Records
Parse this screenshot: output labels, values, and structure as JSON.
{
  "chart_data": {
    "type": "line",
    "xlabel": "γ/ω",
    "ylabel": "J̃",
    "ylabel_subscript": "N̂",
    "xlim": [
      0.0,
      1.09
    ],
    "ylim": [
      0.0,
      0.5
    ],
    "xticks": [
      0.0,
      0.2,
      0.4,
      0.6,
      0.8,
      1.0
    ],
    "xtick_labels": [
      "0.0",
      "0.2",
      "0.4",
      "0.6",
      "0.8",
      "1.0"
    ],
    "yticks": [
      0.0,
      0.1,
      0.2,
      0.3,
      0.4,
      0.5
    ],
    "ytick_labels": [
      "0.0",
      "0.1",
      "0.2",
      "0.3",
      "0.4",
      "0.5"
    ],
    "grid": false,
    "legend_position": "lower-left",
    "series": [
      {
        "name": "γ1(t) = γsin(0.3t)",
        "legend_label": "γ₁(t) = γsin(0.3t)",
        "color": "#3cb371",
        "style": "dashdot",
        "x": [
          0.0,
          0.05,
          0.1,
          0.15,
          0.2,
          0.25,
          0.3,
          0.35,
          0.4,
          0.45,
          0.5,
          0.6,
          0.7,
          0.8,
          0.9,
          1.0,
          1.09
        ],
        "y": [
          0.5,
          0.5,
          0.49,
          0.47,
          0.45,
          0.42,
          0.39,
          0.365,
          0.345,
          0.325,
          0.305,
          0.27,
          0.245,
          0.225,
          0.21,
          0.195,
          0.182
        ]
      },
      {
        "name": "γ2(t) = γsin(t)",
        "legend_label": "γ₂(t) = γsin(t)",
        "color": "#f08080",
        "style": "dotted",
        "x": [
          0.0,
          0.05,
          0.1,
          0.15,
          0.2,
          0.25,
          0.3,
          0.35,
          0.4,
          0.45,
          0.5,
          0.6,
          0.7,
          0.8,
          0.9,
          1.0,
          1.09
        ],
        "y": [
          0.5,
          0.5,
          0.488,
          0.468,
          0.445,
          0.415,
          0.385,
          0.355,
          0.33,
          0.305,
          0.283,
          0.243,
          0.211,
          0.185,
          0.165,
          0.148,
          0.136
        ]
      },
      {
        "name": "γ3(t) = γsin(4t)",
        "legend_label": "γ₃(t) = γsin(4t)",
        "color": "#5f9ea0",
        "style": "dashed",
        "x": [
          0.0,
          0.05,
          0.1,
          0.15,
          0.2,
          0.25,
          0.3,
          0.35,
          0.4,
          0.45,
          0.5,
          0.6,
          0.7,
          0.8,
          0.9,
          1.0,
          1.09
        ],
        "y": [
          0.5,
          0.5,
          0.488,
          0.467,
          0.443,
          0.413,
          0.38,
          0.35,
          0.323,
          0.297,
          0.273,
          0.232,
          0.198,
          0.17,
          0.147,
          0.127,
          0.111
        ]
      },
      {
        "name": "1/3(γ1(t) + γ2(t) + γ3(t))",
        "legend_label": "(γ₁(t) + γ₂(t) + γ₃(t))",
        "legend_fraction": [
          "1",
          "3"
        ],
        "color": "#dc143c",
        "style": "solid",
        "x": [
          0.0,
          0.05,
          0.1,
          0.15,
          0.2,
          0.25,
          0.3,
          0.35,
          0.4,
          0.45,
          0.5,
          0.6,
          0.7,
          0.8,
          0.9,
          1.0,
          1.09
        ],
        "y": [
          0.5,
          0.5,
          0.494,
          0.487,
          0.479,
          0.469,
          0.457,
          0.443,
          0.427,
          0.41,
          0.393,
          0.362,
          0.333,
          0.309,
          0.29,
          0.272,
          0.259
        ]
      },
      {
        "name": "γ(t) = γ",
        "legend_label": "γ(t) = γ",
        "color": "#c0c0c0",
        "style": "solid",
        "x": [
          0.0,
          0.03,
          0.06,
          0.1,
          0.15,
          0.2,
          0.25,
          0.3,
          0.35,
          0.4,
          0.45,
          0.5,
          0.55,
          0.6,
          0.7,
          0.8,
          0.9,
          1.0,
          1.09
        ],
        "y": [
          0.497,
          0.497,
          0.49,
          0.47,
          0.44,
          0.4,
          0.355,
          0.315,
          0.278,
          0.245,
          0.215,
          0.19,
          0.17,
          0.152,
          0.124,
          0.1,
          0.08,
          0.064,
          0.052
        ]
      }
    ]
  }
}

» **What is expected**
Give an exact copy of all the data shown above.

» **Solution to the problem**
Parse this screenshot: output labels, values, and structure as JSON.
{
  "chart_data": {
    "type": "line",
    "xlabel": "γ/ω",
    "ylabel": "J̃",
    "ylabel_subscript": "N̂",
    "xlim": [
      0.0,
      1.09
    ],
    "ylim": [
      0.0,
      0.5
    ],
    "xticks": [
      0.0,
      0.2,
      0.4,
      0.6,
      0.8,
      1.0
    ],
    "xtick_labels": [
      "0.0",
      "0.2",
      "0.4",
      "0.6",
      "0.8",
      "1.0"
    ],
    "yticks": [
      0.0,
      0.1,
      0.2,
      0.3,
      0.4,
      0.5
    ],
    "ytick_labels": [
      "0.0",
      "0.1",
      "0.2",
      "0.3",
      "0.4",
      "0.5"
    ],
    "grid": false,
    "legend_position": "lower-left",
    "series": [
      {
        "name": "γ1(t) = γsin(0.3t)",
        "legend_label": "γ₁(t) = γsin(0.3t)",
        "color": "#3cb371",
        "style": "dashdot",
        "x": [
          0.0,
          0.05,
          0.1,
          0.15,
          0.2,
          0.25,
          0.3,
          0.35,
          0.4,
          0.45,
          0.5,
          0.6,
          0.7,
          0.8,
          0.9,
          1.0,
          1.09
        ],
        "y": [
          0.5,
          0.5,
          0.49,
          0.47,
          0.45,
          0.42,
          0.39,
          0.365,
          0.345,
          0.325,
          0.305,
          0.27,
          0.245,
          0.225,
          0.21,
          0.195,
          0.182
        ]
      },
      {
        "name": "γ2(t) = γsin(t)",
        "legend_label": "γ₂(t) = γsin(t)",
        "color": "#f08080",
        "style": "dotted",
        "x": [
          0.0,
          0.05,
          0.1,
          0.15,
          0.2,
          0.25,
          0.3,
          0.35,
          0.4,
          0.45,
          0.5,
          0.6,
          0.7,
          0.8,
          0.9,
          1.0,
          1.09
        ],
        "y": [
          0.5,
          0.5,
          0.488,
          0.468,
          0.445,
          0.415,
          0.385,
          0.355,
          0.33,
          0.305,
          0.283,
          0.243,
          0.211,
          0.185,
          0.165,
          0.148,
          0.136
        ]
      },
      {
        "name": "γ3(t) = γsin(4t)",
        "legend_label": "γ₃(t) = γsin(4t)",
        "color": "#5f9ea0",
        "style": "dashed",
        "x": [
          0.0,
          0.05,
          0.1,
          0.15,
          0.2,
          0.25,
          0.3,
          0.35,
          0.4,
          0.45,
          0.5,
          0.6,
          0.7,
          0.8,
          0.9,
          1.0,
          1.09
        ],
        "y": [
          0.5,
          0.5,
          0.488,
          0.467,
          0.443,
          0.413,
          0.38,
          0.35,
          0.323,
          0.297,
          0.273,
          0.232,
          0.198,
          0.17,
          0.147,
          0.127,
          0.111
        ]
      },
      {
        "name": "1/3(γ1(t) + γ2(t) + γ3(t))",
        "legend_label": "(γ₁(t) + γ₂(t) + γ₃(t))",
        "legend_fraction": [
          "1",
          "3"
        ],
        "color": "#dc143c",
        "style": "solid",
        "x": [
          0.0,
          0.05,
          0.1,
          0.15,
          0.2,
          0.25,
          0.3,
          0.35,
          0.4,
          0.45,
          0.5,
          0.6,
          0.7,
          0.8,
          0.9,
          1.0,
          1.09
        ],
        "y": [
          0.5,
          0.5,
          0.494,
          0.487,
          0.479,
          0.469,
          0.457,
          0.443,
          0.427,
          0.41,
          0.393,
          0.362,
          0.333,
          0.309,
          0.29,
          0.272,
          0.259
        ]
      },
      {
        "name": "γ(t) = γ",
        "legend_label": "γ(t) = γ",
        "color": "#c0c0c0",
        "style": "solid",
        "x": [
          0.0,
          0.03,
          0.06,
          0.1,
          0.15,
          0.2,
          0.25,
          0.3,
          0.35,
          0.4,
          0.45,
          0.5,
          0.55,
          0.6,
          0.7,
          0.8,
          0.9,
          1.0,
          1.09
        ],
        "y": [
          0.497,
          0.497,
          0.49,
          0.47,
          0.44,
          0.4,
          0.355,
          0.315,
          0.278,
          0.245,
          0.215,
          0.19,
          0.17,
          0.152,
          0.124,
          0.1,
          0.08,
          0.064,
          0.052
        ]
      }
    ]
  }
}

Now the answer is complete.